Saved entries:
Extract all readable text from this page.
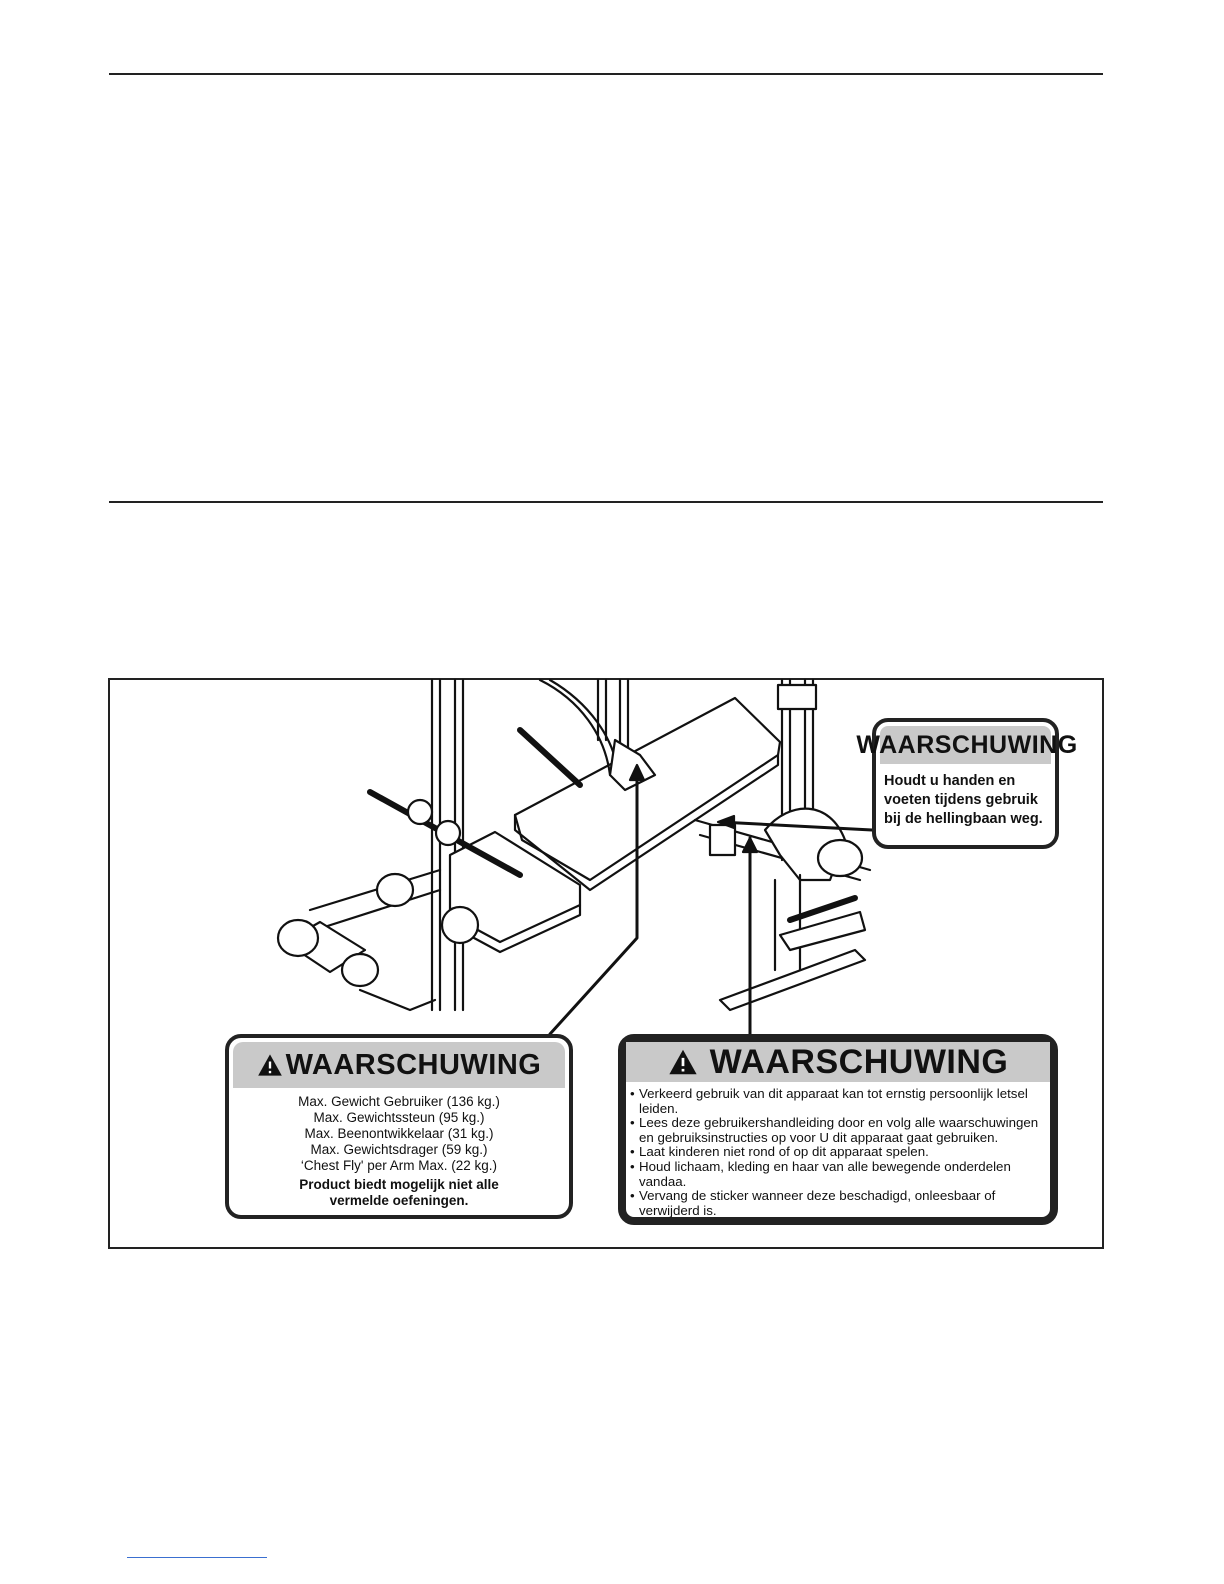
WAARSCHUWING
Houdt u handen en
voeten tijdens gebruik
bij de hellingbaan weg.
WAARSCHUWING
Max. Gewicht Gebruiker (136 kg.)
Max. Gewichtssteun (95 kg.)
Max. Beenontwikkelaar (31 kg.)
Max. Gewichtsdrager (59 kg.)
‘Chest Fly' per Arm Max. (22 kg.)
Product biedt mogelijk niet alle
vermelde oefeningen.
WAARSCHUWING
• Verkeerd gebruik van dit apparaat kan tot ernstig persoonlijk letsel leiden.
• Lees deze gebruikershandleiding door en volg alle waarschuwingen en gebruiksinstructies op voor U dit apparaat gaat gebruiken.
• Laat kinderen niet rond of op dit apparaat spelen.
• Houd lichaam, kleding en haar van alle bewegende onderdelen vandaa.
• Vervang de sticker wanneer deze beschadigd, onleesbaar of verwijderd is.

Aim of the task:
Repeat the data exactly, without the pictures.

Written answer:
Extract all readable text from this page.
WAARSCHUWING
Houdt u handen en
voeten tijdens gebruik
bij de hellingbaan weg.
WAARSCHUWING
Max. Gewicht Gebruiker (136 kg.)
Max. Gewichtssteun (95 kg.)
Max. Beenontwikkelaar (31 kg.)
Max. Gewichtsdrager (59 kg.)
‘Chest Fly' per Arm Max. (22 kg.)
Product biedt mogelijk niet alle
vermelde oefeningen.
WAARSCHUWING
• Verkeerd gebruik van dit apparaat kan tot ernstig persoonlijk letsel leiden.
• Lees deze gebruikershandleiding door en volg alle waarschuwingen en gebruiksinstructies op voor U dit apparaat gaat gebruiken.
• Laat kinderen niet rond of op dit apparaat spelen.
• Houd lichaam, kleding en haar van alle bewegende onderdelen vandaa.
• Vervang de sticker wanneer deze beschadigd, onleesbaar of verwijderd is.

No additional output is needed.